Directive 1 —
In the passage about video rental counters inside grocery stores, where did the writer's mother work?

Page text —

It’s another store inside a store! Cue it Mike!

Being able to grab a package of Magic Middles, some cherry coke, and a rental copy of Creepshow 2 is an experience that only 80s and 90s kids really got to live through, and I’m pretty happy I was a part of it. Although I have heard some whisperings throughout the Internet of some being active in small towns around the USA, they have mostly been lost to time and overshadowed by their big brothers of local video rental stores and the dreaded Blockbuster mass market for people looking back on video rental days with their nostalgia hats on; and I personally think they deserve a lot more respect dammit.

To be clear, I was a pretty loyal customer to Action Video, the fact that my mother worked at the deli inside Smiths sometimes made it more convenient for me rent or her to pick up and drop off my weekend requests if they were available. Plus, it never hurt that the clerk gave me free boxes of Raisinets. Also, there was something quite charming about them. They were small, quaint, and very personable. Hell, some of them even donned the ever mysterious black curtain!

Task inputs —

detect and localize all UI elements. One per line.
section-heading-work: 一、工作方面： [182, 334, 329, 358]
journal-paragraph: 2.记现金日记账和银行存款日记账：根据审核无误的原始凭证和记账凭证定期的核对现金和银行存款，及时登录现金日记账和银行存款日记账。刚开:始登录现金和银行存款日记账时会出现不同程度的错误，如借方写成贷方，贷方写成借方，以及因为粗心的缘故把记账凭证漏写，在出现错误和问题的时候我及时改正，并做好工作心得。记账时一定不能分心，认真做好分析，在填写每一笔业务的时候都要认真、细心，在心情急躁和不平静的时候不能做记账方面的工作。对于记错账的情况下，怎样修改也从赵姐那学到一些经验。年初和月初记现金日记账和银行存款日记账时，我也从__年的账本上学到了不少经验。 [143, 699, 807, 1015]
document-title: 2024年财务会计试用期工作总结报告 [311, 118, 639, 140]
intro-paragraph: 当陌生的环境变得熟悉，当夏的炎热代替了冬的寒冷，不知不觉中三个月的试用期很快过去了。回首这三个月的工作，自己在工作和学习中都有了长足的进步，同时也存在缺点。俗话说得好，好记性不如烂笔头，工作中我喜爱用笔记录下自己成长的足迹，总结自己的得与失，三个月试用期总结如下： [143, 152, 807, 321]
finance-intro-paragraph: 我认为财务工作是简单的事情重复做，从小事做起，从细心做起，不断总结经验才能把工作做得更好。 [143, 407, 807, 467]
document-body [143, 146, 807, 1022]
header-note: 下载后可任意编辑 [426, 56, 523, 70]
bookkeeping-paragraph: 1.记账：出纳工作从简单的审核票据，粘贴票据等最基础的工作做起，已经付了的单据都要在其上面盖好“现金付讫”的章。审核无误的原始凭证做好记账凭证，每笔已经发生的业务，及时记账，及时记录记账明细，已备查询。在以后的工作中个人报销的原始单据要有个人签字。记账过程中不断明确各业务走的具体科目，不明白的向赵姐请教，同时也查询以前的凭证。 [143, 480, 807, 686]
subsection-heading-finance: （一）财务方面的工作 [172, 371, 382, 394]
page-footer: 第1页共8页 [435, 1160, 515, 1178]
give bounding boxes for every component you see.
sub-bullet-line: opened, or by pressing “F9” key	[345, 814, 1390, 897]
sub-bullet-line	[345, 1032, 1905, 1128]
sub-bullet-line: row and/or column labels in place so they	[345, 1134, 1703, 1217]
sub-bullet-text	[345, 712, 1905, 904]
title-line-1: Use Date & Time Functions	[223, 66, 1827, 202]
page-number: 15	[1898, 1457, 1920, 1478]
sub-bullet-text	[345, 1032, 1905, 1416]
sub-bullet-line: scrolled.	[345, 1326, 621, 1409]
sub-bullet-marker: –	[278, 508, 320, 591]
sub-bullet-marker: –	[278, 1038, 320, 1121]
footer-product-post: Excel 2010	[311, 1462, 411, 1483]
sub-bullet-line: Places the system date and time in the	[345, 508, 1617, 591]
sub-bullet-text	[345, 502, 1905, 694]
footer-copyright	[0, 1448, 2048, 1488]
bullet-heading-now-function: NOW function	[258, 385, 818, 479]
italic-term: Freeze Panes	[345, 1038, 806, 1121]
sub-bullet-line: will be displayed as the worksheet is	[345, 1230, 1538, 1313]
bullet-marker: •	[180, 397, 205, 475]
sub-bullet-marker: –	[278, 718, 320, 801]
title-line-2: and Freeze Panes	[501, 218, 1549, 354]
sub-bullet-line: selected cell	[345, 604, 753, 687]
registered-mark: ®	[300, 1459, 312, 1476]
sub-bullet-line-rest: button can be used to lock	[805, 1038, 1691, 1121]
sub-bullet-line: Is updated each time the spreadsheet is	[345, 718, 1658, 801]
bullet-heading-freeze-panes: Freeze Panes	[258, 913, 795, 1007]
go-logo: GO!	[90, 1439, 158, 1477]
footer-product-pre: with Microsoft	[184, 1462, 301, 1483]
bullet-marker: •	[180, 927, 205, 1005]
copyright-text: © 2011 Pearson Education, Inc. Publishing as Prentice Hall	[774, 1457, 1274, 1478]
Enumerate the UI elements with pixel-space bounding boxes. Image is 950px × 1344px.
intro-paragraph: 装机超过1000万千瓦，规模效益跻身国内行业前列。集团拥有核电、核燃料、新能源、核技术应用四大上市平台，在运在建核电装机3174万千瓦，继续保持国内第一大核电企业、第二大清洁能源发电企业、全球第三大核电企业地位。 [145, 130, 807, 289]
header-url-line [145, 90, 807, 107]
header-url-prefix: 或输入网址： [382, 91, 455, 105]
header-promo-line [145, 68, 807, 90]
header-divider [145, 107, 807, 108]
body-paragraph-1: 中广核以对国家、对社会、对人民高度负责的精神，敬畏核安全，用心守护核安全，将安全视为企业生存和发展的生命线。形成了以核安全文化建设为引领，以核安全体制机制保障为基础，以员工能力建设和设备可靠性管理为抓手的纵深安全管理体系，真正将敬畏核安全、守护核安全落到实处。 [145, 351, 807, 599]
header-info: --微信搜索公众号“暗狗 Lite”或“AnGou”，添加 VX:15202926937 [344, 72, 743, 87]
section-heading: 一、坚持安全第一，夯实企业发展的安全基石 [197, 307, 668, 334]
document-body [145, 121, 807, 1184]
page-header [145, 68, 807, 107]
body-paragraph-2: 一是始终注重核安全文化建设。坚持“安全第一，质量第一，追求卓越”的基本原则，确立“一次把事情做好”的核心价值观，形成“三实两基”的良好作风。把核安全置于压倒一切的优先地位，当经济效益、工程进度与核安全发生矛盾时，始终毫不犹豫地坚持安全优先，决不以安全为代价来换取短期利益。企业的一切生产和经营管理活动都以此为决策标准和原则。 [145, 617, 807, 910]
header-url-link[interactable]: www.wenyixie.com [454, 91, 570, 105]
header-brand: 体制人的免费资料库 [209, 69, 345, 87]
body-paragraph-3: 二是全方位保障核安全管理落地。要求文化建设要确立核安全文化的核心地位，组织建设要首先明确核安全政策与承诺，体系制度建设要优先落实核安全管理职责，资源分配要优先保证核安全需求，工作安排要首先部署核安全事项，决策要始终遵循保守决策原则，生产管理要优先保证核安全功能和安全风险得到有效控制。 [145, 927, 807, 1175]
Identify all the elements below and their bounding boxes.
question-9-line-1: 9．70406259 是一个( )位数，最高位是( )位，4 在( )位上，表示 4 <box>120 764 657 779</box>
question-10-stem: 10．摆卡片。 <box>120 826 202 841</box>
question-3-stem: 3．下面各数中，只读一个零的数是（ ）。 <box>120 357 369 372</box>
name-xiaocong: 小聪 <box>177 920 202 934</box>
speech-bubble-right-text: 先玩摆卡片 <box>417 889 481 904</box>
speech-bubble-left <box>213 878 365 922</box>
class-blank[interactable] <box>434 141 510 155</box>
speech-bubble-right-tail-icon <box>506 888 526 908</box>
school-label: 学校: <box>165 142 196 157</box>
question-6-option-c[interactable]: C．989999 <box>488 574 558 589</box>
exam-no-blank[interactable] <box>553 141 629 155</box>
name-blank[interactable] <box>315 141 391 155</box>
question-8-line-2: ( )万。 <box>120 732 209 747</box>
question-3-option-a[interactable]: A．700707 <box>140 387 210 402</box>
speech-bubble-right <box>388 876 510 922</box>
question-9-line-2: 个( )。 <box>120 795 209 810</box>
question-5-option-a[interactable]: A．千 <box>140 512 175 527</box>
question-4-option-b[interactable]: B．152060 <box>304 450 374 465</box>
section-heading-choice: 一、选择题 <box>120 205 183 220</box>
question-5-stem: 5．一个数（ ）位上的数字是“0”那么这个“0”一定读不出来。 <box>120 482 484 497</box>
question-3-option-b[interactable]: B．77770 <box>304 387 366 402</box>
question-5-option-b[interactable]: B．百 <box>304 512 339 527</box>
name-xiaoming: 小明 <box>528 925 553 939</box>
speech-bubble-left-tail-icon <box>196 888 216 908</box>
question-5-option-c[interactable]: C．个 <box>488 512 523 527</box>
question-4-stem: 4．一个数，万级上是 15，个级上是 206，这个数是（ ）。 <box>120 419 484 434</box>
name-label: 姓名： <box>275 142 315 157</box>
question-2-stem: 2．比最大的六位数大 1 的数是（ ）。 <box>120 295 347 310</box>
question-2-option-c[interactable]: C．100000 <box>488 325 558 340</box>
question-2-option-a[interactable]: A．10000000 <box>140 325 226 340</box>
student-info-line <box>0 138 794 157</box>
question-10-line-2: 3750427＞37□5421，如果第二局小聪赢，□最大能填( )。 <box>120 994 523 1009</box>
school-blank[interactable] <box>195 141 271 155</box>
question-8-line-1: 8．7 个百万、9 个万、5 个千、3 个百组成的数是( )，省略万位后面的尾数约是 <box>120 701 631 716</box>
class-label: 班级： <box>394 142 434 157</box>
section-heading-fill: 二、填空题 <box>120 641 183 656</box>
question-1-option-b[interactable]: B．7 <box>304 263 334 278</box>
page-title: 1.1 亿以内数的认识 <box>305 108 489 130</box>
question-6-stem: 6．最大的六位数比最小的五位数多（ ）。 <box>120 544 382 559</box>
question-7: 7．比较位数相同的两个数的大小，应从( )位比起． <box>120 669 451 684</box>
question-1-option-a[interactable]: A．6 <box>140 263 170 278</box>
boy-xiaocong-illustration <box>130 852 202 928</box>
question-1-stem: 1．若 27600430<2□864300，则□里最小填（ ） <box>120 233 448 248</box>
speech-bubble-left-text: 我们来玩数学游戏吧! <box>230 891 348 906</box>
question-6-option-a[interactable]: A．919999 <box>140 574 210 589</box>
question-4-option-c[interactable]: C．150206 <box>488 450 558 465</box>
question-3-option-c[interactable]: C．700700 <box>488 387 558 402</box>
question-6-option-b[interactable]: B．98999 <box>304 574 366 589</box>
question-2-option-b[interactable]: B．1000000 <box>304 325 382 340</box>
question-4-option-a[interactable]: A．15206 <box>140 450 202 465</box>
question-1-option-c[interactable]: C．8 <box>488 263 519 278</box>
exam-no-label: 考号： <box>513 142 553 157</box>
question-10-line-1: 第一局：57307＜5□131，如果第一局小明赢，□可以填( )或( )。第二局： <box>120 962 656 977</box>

Directive 2 —
Reproduce the records word for word, beginning with their first line and stopping after the line that contains "document-title: 2024年财务会计试用期工作总结报告 [311, 118, 639, 140]".

Exercise answer 1 —
At the deli inside Smiths.

Exercise answer 2 —
detect and localize all UI elements. One per line.
section-heading-work: 一、工作方面： [182, 334, 329, 358]
journal-paragraph: 2.记现金日记账和银行存款日记账：根据审核无误的原始凭证和记账凭证定期的核对现金和银行存款，及时登录现金日记账和银行存款日记账。刚开:始登录现金和银行存款日记账时会出现不同程度的错误，如借方写成贷方，贷方写成借方，以及因为粗心的缘故把记账凭证漏写，在出现错误和问题的时候我及时改正，并做好工作心得。记账时一定不能分心，认真做好分析，在填写每一笔业务的时候都要认真、细心，在心情急躁和不平静的时候不能做记账方面的工作。对于记错账的情况下，怎样修改也从赵姐那学到一些经验。年初和月初记现金日记账和银行存款日记账时，我也从__年的账本上学到了不少经验。 [143, 699, 807, 1015]
document-title: 2024年财务会计试用期工作总结报告 [311, 118, 639, 140]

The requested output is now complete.